* [EXTRACTED RECORDS]
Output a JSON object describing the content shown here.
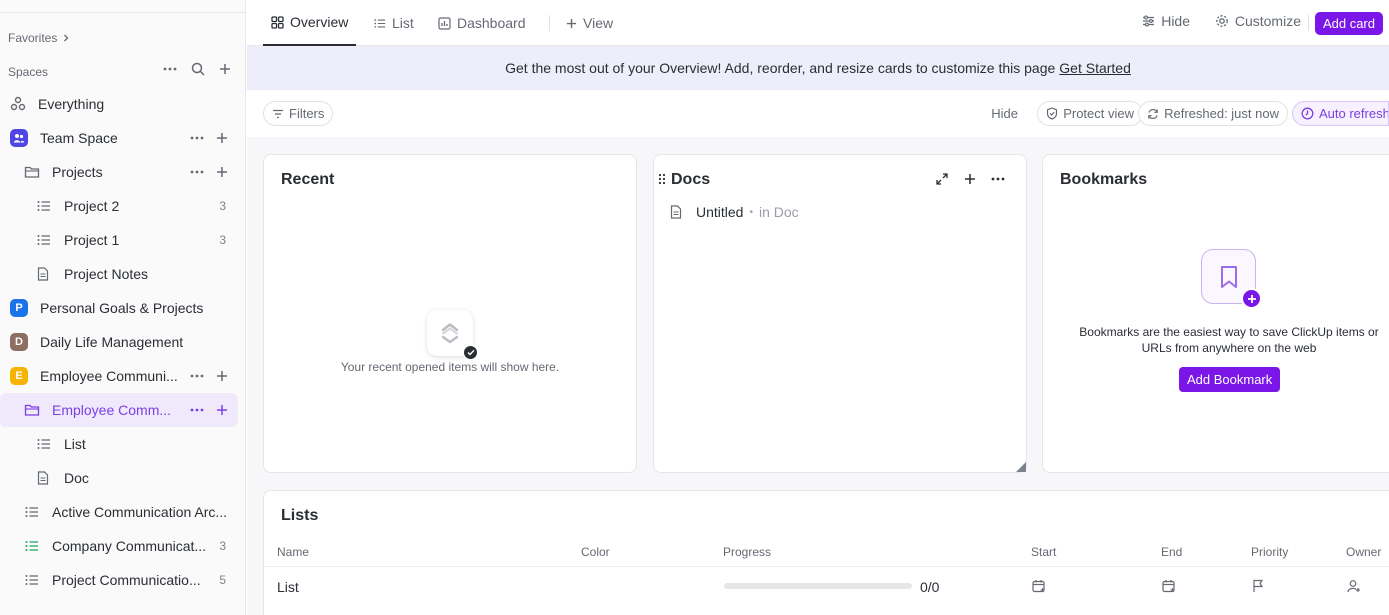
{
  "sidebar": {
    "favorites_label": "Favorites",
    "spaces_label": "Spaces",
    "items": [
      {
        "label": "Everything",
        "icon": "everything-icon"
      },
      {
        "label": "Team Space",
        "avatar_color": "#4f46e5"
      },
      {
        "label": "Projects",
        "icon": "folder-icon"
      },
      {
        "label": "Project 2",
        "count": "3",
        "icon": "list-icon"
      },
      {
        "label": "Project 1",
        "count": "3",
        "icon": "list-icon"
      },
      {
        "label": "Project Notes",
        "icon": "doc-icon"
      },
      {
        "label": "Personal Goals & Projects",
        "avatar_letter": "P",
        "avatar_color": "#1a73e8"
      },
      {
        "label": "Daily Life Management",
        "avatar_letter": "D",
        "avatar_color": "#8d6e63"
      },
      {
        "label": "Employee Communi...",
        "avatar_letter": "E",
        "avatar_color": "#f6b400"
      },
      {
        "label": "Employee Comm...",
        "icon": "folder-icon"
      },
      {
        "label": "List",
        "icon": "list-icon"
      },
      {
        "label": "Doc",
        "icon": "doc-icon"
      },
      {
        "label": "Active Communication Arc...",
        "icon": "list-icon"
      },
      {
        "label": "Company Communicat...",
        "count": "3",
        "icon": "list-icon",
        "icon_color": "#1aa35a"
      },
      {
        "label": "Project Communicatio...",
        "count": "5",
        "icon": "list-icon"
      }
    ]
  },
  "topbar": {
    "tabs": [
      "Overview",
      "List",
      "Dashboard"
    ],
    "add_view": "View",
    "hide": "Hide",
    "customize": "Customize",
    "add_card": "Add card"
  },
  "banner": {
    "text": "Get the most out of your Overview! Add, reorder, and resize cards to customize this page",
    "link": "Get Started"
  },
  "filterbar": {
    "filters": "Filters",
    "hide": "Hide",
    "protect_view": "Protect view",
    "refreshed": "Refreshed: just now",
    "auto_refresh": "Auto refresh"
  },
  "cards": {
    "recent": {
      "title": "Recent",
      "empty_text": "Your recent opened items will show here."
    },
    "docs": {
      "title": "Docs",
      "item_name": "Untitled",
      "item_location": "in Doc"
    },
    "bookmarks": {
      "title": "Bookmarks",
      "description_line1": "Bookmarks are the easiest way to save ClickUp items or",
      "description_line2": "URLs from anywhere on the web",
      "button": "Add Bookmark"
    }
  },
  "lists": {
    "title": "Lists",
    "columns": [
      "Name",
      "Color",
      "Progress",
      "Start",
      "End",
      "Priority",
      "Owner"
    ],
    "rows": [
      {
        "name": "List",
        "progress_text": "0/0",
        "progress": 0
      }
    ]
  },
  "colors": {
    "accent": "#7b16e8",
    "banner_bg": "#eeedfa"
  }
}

---

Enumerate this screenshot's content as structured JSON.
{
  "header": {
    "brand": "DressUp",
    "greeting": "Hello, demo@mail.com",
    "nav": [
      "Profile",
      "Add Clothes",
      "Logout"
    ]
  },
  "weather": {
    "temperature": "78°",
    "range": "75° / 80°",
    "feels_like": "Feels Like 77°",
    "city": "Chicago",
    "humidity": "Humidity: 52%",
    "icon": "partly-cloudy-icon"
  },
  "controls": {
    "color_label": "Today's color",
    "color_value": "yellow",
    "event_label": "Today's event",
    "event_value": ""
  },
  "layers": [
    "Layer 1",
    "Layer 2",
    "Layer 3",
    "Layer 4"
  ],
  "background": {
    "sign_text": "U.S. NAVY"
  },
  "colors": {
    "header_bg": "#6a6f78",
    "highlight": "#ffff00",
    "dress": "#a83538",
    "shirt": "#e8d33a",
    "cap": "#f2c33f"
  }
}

* [STATED GOAL]
List every line above containing the word "items".

* [FINAL RESULT]
    "items": [
      "empty_text": "Your recent opened items will show here."
      "description_line1": "Bookmarks are the easiest way to save ClickUp items or",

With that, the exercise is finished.